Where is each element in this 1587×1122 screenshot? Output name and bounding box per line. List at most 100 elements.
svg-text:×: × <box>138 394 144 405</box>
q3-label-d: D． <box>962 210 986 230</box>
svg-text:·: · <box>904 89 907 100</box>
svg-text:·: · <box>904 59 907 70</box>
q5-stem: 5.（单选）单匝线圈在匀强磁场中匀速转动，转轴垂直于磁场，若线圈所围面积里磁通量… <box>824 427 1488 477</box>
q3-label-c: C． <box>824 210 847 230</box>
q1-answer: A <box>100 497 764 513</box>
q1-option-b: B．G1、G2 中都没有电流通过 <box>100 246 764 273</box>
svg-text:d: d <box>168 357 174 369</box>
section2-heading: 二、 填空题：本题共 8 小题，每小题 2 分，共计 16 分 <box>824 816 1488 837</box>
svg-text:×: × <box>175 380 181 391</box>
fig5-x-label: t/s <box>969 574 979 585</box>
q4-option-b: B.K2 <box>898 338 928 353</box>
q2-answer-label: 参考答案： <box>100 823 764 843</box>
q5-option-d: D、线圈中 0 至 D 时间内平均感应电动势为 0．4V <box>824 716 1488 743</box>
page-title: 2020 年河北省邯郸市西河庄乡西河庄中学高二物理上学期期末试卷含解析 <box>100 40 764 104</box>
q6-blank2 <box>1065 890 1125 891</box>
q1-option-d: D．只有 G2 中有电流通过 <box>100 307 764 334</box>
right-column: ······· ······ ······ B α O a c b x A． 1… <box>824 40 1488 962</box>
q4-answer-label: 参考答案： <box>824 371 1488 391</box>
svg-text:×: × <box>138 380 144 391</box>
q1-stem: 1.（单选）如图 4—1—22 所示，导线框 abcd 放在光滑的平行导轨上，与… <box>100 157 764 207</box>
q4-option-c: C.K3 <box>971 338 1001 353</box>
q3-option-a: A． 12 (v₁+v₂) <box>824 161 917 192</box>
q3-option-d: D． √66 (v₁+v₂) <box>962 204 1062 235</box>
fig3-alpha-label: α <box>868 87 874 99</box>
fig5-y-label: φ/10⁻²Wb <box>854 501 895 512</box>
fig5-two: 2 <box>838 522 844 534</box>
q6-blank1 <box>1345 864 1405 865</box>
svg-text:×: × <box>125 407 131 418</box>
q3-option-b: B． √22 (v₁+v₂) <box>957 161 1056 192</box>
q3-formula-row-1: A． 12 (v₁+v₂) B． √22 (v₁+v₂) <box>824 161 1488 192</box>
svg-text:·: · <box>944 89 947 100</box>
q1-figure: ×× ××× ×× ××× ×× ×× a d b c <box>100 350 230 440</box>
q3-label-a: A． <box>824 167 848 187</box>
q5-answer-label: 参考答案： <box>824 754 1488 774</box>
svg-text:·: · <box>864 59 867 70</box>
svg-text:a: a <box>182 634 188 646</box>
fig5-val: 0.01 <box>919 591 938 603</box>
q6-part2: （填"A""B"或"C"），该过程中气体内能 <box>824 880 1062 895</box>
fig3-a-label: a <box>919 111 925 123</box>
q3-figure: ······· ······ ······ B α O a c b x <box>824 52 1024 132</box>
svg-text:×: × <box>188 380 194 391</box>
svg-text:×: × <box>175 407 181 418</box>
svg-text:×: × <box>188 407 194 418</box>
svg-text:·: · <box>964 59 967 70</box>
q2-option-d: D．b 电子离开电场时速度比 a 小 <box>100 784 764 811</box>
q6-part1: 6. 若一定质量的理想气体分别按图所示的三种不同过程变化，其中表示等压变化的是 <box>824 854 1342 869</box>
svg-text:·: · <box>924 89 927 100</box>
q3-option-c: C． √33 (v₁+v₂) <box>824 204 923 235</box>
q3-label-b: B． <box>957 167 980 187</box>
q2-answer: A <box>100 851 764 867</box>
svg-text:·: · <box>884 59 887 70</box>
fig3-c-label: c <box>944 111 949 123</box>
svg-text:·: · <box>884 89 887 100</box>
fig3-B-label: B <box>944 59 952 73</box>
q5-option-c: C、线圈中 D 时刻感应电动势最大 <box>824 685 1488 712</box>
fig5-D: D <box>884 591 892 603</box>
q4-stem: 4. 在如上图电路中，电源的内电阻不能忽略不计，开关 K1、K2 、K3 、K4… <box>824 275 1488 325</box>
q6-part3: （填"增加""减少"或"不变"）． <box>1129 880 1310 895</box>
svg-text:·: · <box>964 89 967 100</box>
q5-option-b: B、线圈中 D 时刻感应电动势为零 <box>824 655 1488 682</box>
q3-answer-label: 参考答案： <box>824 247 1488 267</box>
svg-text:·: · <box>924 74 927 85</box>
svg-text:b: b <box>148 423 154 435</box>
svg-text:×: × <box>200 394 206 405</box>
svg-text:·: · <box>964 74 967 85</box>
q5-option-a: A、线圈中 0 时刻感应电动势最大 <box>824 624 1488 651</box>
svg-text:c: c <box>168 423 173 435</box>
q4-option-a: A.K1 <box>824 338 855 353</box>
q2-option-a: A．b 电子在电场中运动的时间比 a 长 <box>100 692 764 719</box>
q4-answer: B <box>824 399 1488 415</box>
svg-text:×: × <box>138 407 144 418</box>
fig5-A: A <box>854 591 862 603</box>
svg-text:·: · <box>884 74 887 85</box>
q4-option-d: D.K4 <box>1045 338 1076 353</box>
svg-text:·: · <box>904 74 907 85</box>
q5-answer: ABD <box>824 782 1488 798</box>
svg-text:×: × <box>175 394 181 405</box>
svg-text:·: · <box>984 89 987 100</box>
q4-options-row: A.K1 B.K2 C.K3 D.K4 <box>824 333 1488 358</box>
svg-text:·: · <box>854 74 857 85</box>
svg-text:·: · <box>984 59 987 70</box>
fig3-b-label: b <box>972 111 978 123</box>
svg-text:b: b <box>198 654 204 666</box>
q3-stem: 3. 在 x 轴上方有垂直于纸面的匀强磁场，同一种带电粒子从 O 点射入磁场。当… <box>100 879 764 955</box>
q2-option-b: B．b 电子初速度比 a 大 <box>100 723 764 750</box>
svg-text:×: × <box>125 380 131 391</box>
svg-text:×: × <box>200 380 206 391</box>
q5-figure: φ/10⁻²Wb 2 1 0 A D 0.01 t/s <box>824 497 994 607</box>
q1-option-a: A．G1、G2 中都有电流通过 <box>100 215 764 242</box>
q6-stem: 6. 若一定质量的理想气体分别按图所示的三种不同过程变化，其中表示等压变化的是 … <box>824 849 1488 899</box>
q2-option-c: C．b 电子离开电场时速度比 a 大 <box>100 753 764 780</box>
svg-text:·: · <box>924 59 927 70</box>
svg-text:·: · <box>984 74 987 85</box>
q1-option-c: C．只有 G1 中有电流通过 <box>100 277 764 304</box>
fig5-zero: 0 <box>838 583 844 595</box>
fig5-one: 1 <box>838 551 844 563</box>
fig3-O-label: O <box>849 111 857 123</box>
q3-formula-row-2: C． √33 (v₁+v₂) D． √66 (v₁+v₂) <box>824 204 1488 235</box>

- Task brief:
Turn every line of the entries above into a numbered list, leaving out any blank lines.

- The completed task:
1. Where is each element in this 1587×1122 screenshot? Output name and bounding box per line. List at most 100 elements.
2. svg-text:×: × <box>138 394 144 405</box>
3. q3-label-d: D． <box>962 210 986 230</box>
4. svg-text:·: · <box>904 89 907 100</box>
5. svg-text:·: · <box>904 59 907 70</box>
6. q5-stem: 5.（单选）单匝线圈在匀强磁场中匀速转动，转轴垂直于磁场，若线圈所围面积里磁通量… <box>824 427 1488 477</box>
7. q3-label-c: C． <box>824 210 847 230</box>
8. q1-answer: A <box>100 497 764 513</box>
9. q1-option-b: B．G1、G2 中都没有电流通过 <box>100 246 764 273</box>
10. svg-text:d: d <box>168 357 174 369</box>
11. section2-heading: 二、 填空题：本题共 8 小题，每小题 2 分，共计 16 分 <box>824 816 1488 837</box>
12. svg-text:×: × <box>175 380 181 391</box>
13. fig5-x-label: t/s <box>969 574 979 585</box>
14. q4-option-b: B.K2 <box>898 338 928 353</box>
15. q2-answer-label: 参考答案： <box>100 823 764 843</box>
16. q5-option-d: D、线圈中 0 至 D 时间内平均感应电动势为 0．4V <box>824 716 1488 743</box>
17. page-title: 2020 年河北省邯郸市西河庄乡西河庄中学高二物理上学期期末试卷含解析 <box>100 40 764 104</box>
18. q6-blank2 <box>1065 890 1125 891</box>
19. q1-option-d: D．只有 G2 中有电流通过 <box>100 307 764 334</box>
20. right-column: ······· ······ ······ B α O a c b x A． 1… <box>824 40 1488 962</box>
21. q4-answer-label: 参考答案： <box>824 371 1488 391</box>
22. svg-text:×: × <box>138 380 144 391</box>
23. q1-stem: 1.（单选）如图 4—1—22 所示，导线框 abcd 放在光滑的平行导轨上，与… <box>100 157 764 207</box>
24. q4-option-c: C.K3 <box>971 338 1001 353</box>
25. q3-option-a: A． 12 (v₁+v₂) <box>824 161 917 192</box>
26. q3-option-d: D． √66 (v₁+v₂) <box>962 204 1062 235</box>
27. fig3-alpha-label: α <box>868 87 874 99</box>
28. fig5-y-label: φ/10⁻²Wb <box>854 501 895 512</box>
29. fig5-two: 2 <box>838 522 844 534</box>
30. q6-blank1 <box>1345 864 1405 865</box>
31. svg-text:×: × <box>125 407 131 418</box>
32. q3-option-b: B． √22 (v₁+v₂) <box>957 161 1056 192</box>
33. q3-formula-row-1: A． 12 (v₁+v₂) B． √22 (v₁+v₂) <box>824 161 1488 192</box>
34. svg-text:·: · <box>944 89 947 100</box>
35. q1-figure: ×× ××× ×× ××× ×× ×× a d b c <box>100 350 230 440</box>
36. q3-label-a: A． <box>824 167 848 187</box>
37. q5-answer-label: 参考答案： <box>824 754 1488 774</box>
38. svg-text:·: · <box>864 59 867 70</box>
39. svg-text:a: a <box>182 634 188 646</box>
40. fig5-val: 0.01 <box>919 591 938 603</box>
41. q6-part2: （填"A""B"或"C"），该过程中气体内能 <box>824 880 1062 895</box>
42. fig3-a-label: a <box>919 111 925 123</box>
43. q3-figure: ······· ······ ······ B α O a c b x <box>824 52 1024 132</box>
44. svg-text:×: × <box>188 380 194 391</box>
45. svg-text:×: × <box>175 407 181 418</box>
46. svg-text:×: × <box>188 407 194 418</box>
47. svg-text:·: · <box>964 59 967 70</box>
48. q2-option-d: D．b 电子离开电场时速度比 a 小 <box>100 784 764 811</box>
49. q6-part1: 6. 若一定质量的理想气体分别按图所示的三种不同过程变化，其中表示等压变化的是 <box>824 854 1342 869</box>
50. svg-text:·: · <box>924 89 927 100</box>
51. q3-option-c: C． √33 (v₁+v₂) <box>824 204 923 235</box>
52. q3-label-b: B． <box>957 167 980 187</box>
53. q2-answer: A <box>100 851 764 867</box>
54. svg-text:·: · <box>884 59 887 70</box>
55. fig3-c-label: c <box>944 111 949 123</box>
56. svg-text:·: · <box>884 89 887 100</box>
57. fig3-B-label: B <box>944 59 952 73</box>
58. q5-option-c: C、线圈中 D 时刻感应电动势最大 <box>824 685 1488 712</box>
59. fig5-D: D <box>884 591 892 603</box>
60. q4-stem: 4. 在如上图电路中，电源的内电阻不能忽略不计，开关 K1、K2 、K3 、K4… <box>824 275 1488 325</box>
61. q6-part3: （填"增加""减少"或"不变"）． <box>1129 880 1310 895</box>
62. svg-text:·: · <box>964 89 967 100</box>
63. q5-option-b: B、线圈中 D 时刻感应电动势为零 <box>824 655 1488 682</box>
64. q3-answer-label: 参考答案： <box>824 247 1488 267</box>
65. svg-text:·: · <box>924 74 927 85</box>
66. svg-text:b: b <box>148 423 154 435</box>
67. svg-text:×: × <box>200 394 206 405</box>
68. svg-text:·: · <box>964 74 967 85</box>
69. q5-option-a: A、线圈中 0 时刻感应电动势最大 <box>824 624 1488 651</box>
70. svg-text:c: c <box>168 423 173 435</box>
71. q4-option-a: A.K1 <box>824 338 855 353</box>
72. q2-option-a: A．b 电子在电场中运动的时间比 a 长 <box>100 692 764 719</box>
73. q4-answer: B <box>824 399 1488 415</box>
74. svg-text:×: × <box>138 407 144 418</box>
75. fig5-A: A <box>854 591 862 603</box>
76. svg-text:·: · <box>884 74 887 85</box>
77. q4-option-d: D.K4 <box>1045 338 1076 353</box>
78. svg-text:·: · <box>904 74 907 85</box>
79. q5-answer: ABD <box>824 782 1488 798</box>
80. svg-text:×: × <box>175 394 181 405</box>
81. svg-text:·: · <box>984 89 987 100</box>
82. q4-options-row: A.K1 B.K2 C.K3 D.K4 <box>824 333 1488 358</box>
83. svg-text:·: · <box>854 74 857 85</box>
84. svg-text:·: · <box>984 59 987 70</box>
85. fig3-b-label: b <box>972 111 978 123</box>
86. svg-text:b: b <box>198 654 204 666</box>
87. q3-stem: 3. 在 x 轴上方有垂直于纸面的匀强磁场，同一种带电粒子从 O 点射入磁场。当… <box>100 879 764 955</box>
88. q2-option-b: B．b 电子初速度比 a 大 <box>100 723 764 750</box>
89. svg-text:×: × <box>125 380 131 391</box>
90. svg-text:×: × <box>200 380 206 391</box>
91. q5-figure: φ/10⁻²Wb 2 1 0 A D 0.01 t/s <box>824 497 994 607</box>
92. q1-option-a: A．G1、G2 中都有电流通过 <box>100 215 764 242</box>
93. q6-stem: 6. 若一定质量的理想气体分别按图所示的三种不同过程变化，其中表示等压变化的是 … <box>824 849 1488 899</box>
94. q2-option-c: C．b 电子离开电场时速度比 a 大 <box>100 753 764 780</box>
95. svg-text:·: · <box>924 59 927 70</box>
96. svg-text:·: · <box>984 74 987 85</box>
97. q1-option-c: C．只有 G1 中有电流通过 <box>100 277 764 304</box>
98. fig5-zero: 0 <box>838 583 844 595</box>
99. fig5-one: 1 <box>838 551 844 563</box>
100. fig3-O-label: O <box>849 111 857 123</box>
101. q3-formula-row-2: C． √33 (v₁+v₂) D． √66 (v₁+v₂) <box>824 204 1488 235</box>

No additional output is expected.